● Data shown
**********

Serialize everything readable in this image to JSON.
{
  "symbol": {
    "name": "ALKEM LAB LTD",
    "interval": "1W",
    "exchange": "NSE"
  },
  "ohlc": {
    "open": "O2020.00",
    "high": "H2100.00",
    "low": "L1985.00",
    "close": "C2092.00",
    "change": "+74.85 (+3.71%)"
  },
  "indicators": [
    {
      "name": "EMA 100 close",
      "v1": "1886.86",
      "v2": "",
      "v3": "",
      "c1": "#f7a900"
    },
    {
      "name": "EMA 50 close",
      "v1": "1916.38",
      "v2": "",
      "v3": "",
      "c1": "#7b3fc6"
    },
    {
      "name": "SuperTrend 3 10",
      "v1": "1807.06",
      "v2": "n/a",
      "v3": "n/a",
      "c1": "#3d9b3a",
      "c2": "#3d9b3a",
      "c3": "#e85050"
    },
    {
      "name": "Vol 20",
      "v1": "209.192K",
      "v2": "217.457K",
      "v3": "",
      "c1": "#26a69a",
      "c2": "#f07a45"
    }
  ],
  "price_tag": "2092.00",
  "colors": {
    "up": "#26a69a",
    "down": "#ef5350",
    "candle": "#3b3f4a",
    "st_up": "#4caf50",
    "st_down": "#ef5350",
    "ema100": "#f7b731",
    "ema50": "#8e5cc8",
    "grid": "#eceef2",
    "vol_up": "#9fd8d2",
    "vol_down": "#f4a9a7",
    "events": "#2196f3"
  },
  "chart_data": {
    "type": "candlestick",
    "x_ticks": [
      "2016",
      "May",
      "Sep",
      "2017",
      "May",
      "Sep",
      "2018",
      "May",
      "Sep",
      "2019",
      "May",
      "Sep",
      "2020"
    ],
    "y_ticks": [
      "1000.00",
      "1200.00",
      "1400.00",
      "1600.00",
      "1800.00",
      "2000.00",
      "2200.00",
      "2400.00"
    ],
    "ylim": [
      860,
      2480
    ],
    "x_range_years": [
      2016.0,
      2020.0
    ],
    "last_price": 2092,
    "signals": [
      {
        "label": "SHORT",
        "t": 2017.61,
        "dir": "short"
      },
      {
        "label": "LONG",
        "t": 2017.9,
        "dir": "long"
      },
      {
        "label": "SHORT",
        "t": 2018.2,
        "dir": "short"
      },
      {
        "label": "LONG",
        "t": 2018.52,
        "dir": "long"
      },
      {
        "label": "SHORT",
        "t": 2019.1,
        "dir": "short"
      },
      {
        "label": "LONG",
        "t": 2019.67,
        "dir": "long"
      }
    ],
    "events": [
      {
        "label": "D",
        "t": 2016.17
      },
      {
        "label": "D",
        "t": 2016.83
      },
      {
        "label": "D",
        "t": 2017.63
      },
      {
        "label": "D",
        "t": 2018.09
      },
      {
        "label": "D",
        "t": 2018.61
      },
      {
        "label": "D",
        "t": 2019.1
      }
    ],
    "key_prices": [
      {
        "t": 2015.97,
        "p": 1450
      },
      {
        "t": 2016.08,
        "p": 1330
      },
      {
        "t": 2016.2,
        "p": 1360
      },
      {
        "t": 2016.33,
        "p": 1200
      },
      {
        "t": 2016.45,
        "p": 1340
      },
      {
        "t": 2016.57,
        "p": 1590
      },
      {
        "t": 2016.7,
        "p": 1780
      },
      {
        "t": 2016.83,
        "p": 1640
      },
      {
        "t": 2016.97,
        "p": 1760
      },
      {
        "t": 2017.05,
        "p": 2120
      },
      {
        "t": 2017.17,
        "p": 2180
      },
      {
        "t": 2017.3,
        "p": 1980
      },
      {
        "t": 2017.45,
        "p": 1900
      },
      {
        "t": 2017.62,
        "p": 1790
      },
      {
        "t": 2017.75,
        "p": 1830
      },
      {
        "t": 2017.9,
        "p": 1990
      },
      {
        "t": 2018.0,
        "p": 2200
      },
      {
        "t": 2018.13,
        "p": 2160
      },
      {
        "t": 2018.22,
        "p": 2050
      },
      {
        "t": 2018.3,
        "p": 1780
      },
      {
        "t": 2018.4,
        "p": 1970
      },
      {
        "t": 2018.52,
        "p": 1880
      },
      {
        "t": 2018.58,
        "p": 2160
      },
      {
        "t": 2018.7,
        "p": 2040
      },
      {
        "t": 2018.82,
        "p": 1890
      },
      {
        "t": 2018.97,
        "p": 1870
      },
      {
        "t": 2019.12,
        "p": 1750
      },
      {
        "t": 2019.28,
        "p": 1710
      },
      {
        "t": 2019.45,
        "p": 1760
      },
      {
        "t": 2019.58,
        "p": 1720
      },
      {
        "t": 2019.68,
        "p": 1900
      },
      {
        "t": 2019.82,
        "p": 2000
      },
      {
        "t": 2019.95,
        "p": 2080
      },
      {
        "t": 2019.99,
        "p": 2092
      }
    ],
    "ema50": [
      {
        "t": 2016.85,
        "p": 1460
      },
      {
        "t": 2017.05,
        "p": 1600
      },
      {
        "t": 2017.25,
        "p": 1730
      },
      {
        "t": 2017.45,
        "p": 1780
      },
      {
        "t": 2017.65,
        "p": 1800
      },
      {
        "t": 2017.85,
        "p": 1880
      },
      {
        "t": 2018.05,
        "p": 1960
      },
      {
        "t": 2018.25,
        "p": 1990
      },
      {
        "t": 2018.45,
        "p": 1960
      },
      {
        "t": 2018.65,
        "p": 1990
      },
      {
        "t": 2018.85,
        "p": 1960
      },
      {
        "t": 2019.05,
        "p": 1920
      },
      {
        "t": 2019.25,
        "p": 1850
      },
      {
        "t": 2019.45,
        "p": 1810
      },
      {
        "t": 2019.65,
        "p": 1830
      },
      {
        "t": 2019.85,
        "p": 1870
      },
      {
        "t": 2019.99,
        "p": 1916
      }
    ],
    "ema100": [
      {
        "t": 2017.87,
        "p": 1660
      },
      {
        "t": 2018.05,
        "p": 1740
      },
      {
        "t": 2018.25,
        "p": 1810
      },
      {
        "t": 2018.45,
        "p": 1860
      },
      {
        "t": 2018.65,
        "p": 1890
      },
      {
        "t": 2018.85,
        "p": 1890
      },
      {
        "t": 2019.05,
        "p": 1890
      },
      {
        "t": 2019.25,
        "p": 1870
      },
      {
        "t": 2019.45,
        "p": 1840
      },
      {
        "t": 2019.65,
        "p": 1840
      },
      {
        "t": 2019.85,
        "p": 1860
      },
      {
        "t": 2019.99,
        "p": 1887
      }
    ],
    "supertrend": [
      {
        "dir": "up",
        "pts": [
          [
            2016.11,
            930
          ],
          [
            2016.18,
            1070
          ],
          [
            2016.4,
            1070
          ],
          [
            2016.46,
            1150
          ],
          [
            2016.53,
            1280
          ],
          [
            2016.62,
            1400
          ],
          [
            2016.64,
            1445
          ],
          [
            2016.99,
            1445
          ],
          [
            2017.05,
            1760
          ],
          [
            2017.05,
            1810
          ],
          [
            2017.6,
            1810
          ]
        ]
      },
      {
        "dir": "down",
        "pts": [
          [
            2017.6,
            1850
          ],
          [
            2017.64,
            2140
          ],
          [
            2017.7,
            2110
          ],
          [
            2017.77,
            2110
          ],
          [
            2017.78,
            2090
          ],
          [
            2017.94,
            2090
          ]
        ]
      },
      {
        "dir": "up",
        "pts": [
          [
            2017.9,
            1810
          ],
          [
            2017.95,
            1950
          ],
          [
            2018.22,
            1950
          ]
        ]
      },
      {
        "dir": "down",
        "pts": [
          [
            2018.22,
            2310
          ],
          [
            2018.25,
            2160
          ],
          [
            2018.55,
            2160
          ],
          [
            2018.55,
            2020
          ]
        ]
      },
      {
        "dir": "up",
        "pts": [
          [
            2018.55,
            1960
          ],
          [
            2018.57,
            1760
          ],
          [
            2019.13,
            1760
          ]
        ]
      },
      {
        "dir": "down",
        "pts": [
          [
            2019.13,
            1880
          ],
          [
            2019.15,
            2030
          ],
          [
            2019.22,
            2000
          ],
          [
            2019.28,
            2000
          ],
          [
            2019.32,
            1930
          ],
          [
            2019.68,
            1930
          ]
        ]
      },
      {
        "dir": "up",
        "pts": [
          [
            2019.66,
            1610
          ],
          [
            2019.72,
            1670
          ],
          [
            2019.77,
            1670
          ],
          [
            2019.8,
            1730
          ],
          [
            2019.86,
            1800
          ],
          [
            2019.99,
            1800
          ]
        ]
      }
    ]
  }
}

**********

● Aim of the exercise
Among the entries, how many lines contain the string "close"? Give the number without anything else.

● Result for this task
3